[Given data start]

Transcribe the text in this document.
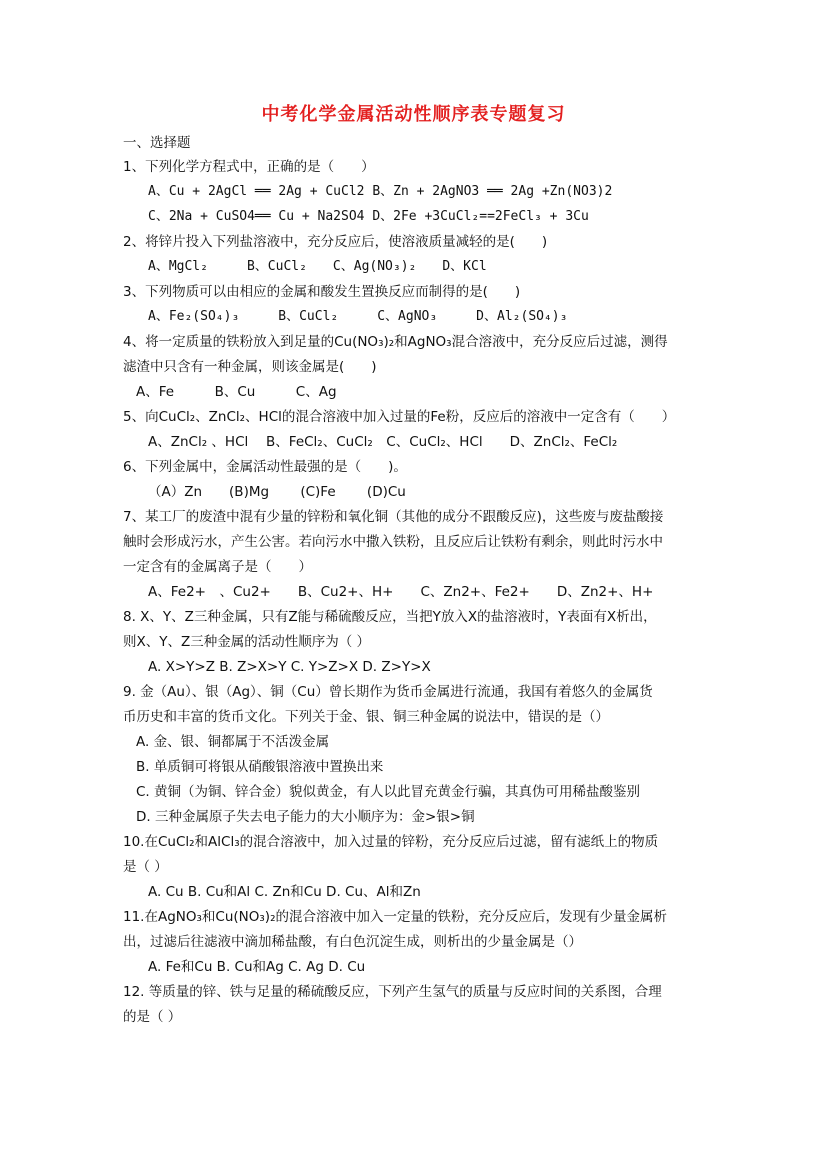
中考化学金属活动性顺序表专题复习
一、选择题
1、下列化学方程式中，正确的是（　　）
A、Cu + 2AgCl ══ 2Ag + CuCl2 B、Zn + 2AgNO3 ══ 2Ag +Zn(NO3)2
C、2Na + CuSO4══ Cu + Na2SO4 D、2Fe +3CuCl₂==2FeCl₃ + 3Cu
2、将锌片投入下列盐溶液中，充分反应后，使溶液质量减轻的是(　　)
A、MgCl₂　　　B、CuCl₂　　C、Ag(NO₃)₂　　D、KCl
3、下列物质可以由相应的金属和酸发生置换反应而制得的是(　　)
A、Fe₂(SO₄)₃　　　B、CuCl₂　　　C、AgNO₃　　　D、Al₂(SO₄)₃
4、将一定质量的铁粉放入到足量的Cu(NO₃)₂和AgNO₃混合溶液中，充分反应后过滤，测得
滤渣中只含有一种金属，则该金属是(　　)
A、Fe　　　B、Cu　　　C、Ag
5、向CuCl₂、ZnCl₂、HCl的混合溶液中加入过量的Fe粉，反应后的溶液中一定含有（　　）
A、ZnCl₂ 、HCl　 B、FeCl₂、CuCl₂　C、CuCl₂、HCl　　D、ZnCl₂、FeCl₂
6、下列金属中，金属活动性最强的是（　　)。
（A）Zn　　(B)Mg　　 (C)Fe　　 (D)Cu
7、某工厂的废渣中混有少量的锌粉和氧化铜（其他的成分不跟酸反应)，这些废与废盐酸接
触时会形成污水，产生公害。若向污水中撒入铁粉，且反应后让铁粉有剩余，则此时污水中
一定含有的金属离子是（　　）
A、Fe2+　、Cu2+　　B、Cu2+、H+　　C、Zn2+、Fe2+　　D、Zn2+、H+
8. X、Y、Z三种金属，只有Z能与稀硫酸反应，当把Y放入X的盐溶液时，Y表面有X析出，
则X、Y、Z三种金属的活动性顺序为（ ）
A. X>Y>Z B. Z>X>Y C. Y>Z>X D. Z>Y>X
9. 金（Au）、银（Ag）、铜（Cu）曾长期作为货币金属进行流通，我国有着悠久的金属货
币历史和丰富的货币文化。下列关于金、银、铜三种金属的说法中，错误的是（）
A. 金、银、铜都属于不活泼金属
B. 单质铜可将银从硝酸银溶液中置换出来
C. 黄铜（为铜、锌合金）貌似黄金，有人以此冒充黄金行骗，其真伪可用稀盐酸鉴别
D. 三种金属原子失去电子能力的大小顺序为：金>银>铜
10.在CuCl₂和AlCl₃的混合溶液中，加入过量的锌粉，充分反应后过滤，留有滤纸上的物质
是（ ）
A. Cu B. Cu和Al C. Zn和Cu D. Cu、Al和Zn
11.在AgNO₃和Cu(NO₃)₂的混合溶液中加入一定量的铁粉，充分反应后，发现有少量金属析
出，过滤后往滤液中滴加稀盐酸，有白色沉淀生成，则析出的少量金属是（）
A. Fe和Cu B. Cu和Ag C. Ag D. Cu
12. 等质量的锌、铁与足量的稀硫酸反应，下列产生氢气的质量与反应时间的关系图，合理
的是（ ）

[Given data end]
[Given data start]

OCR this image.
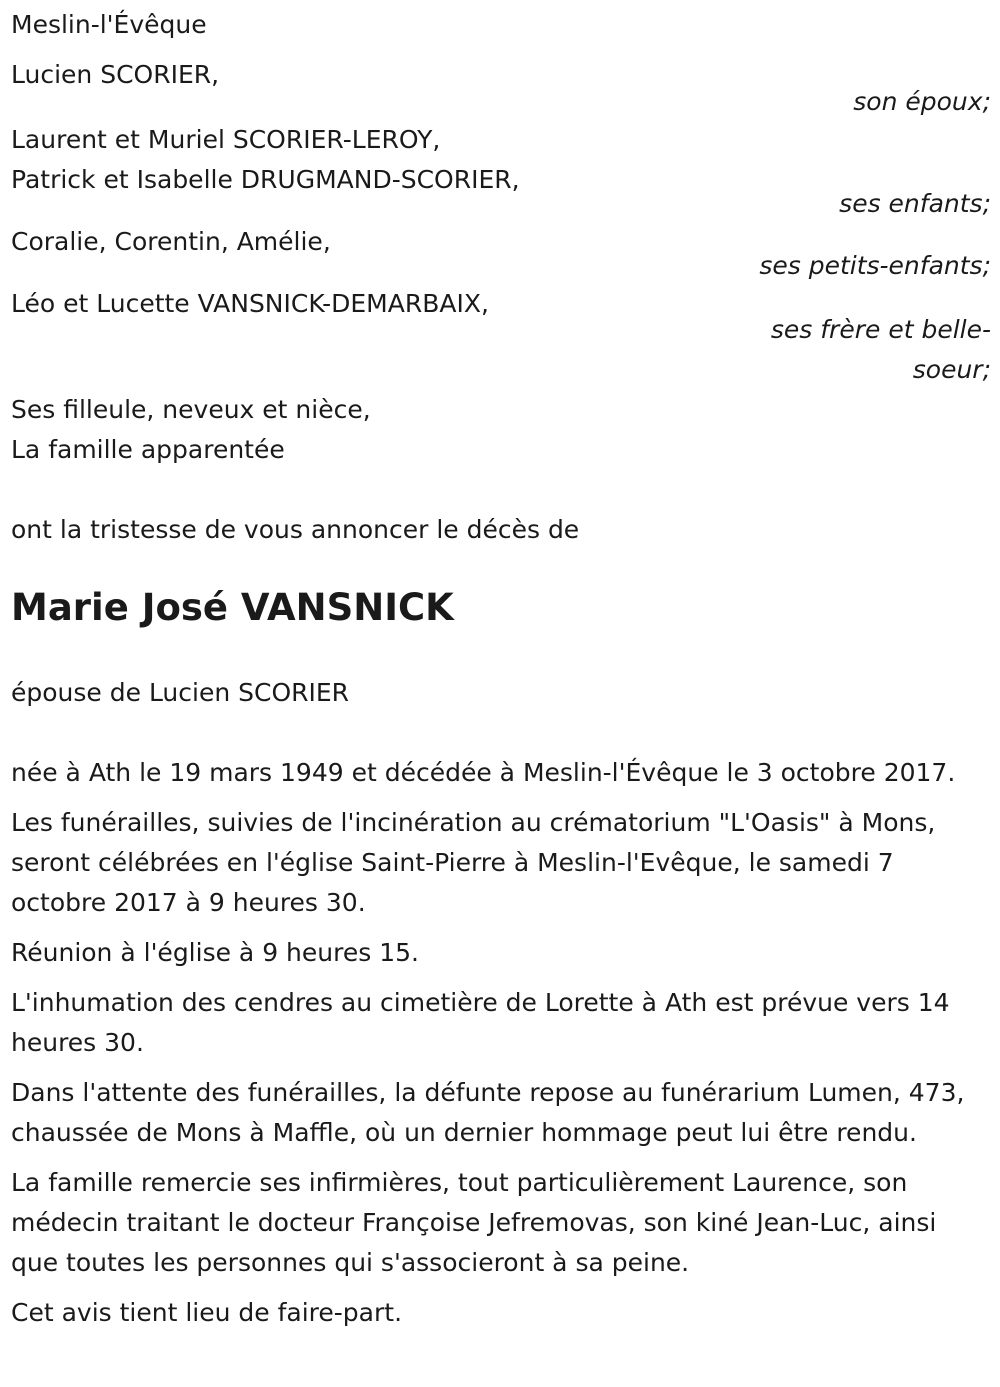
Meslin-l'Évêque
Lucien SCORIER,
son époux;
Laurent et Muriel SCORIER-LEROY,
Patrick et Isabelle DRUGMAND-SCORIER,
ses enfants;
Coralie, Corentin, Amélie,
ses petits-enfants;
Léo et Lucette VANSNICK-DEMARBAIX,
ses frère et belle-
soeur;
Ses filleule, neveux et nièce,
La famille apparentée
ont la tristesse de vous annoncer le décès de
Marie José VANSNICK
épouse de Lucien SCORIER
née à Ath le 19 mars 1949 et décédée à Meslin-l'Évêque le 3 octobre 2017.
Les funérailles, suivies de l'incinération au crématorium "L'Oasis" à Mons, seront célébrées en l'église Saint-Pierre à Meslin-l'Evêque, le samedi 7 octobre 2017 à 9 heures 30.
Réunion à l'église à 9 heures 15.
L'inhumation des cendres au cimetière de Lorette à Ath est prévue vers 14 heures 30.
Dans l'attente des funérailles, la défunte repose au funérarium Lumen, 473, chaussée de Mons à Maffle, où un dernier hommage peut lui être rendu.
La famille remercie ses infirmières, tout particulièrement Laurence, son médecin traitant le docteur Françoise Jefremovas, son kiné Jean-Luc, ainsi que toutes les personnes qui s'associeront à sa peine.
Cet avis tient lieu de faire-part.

[Given data end]

**What you have to do:** Within the listing above, find every line containing the string "Lucien" and return it.

**Task output:**
Lucien SCORIER,
épouse de Lucien SCORIER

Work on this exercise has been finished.